== INSTRUCTIONS TO FOLLOW ==
Using the listing below, extract each line that has the word "pressure" in it.

───

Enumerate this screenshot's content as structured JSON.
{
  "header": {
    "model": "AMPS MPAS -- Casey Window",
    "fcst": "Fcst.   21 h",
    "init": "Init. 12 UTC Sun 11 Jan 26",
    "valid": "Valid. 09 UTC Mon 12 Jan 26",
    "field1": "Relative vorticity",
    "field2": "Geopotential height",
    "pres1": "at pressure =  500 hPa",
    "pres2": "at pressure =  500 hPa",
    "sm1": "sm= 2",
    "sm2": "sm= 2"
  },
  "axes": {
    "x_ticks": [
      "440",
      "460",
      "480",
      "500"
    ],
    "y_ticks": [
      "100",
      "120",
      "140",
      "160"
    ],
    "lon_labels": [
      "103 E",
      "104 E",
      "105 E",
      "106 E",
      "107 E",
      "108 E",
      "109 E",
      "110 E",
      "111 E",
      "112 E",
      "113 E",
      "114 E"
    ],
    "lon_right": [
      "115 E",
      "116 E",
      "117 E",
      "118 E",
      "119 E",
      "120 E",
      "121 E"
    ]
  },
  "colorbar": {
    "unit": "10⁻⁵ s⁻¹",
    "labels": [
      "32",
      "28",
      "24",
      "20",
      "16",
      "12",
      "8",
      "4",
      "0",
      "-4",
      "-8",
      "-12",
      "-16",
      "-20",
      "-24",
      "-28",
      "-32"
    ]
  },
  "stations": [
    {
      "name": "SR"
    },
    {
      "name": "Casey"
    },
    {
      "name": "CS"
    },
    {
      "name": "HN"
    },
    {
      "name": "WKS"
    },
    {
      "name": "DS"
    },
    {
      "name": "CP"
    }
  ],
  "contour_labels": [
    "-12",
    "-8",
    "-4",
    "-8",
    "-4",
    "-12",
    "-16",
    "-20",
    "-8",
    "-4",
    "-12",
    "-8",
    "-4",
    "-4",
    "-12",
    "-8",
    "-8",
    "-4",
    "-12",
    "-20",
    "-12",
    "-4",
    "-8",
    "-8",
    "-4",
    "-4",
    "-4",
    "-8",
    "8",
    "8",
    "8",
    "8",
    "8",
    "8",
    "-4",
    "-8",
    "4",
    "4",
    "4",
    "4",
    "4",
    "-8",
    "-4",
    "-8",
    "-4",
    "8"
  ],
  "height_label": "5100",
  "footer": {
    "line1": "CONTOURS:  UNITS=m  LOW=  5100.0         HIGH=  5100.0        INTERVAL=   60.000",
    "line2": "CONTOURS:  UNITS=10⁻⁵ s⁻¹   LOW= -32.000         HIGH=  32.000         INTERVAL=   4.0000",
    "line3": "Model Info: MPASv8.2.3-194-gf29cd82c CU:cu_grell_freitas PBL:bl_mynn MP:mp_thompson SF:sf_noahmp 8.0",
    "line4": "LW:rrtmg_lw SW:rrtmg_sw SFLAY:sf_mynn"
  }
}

───

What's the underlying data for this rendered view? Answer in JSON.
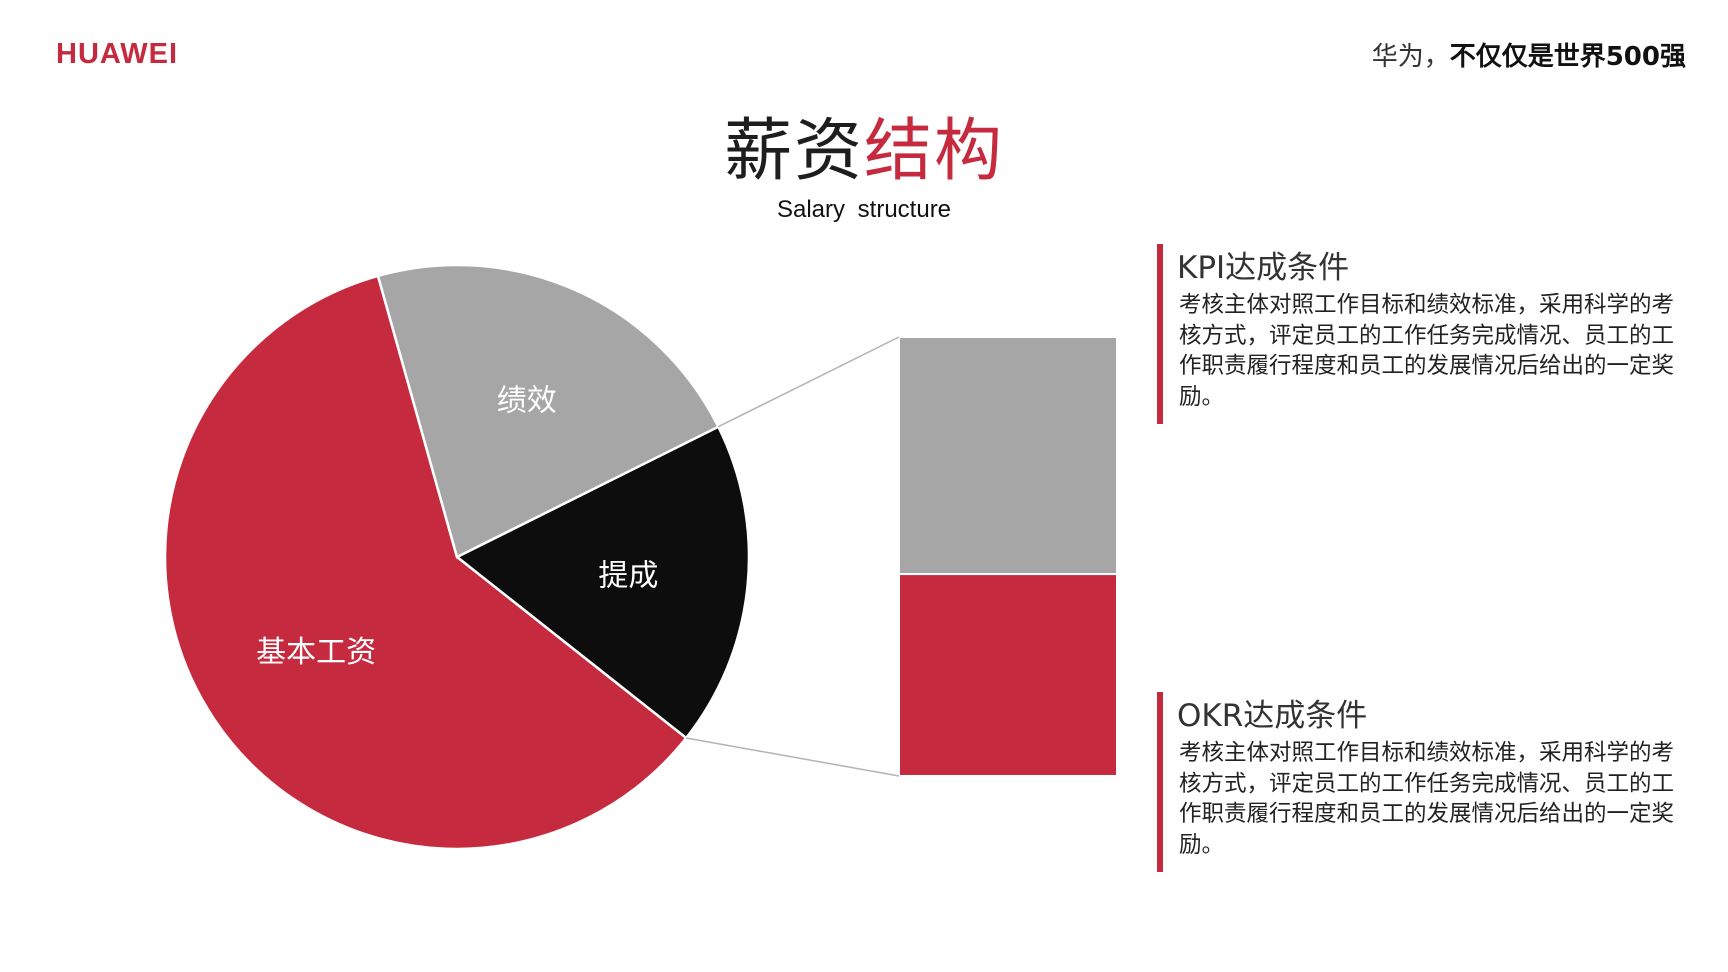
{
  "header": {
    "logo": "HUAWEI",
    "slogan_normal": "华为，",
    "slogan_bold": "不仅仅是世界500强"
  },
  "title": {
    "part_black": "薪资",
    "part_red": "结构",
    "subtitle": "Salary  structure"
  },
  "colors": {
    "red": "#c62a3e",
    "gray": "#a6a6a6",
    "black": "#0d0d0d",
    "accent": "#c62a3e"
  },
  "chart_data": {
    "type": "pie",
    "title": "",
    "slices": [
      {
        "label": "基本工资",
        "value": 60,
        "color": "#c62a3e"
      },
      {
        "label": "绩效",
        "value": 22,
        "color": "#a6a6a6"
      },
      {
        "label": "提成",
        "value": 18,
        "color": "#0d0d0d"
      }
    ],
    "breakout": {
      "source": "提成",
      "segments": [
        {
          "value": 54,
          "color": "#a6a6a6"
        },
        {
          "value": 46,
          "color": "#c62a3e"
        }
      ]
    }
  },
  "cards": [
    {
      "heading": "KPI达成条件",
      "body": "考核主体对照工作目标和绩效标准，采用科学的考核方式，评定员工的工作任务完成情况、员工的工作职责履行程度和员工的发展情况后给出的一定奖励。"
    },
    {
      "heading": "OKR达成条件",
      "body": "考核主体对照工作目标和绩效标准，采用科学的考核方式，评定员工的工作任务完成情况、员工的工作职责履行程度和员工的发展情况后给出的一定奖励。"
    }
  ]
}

───

== TASK ANSWER ==
    "pres1": "at pressure =  500 hPa",
    "pres2": "at pressure =  500 hPa",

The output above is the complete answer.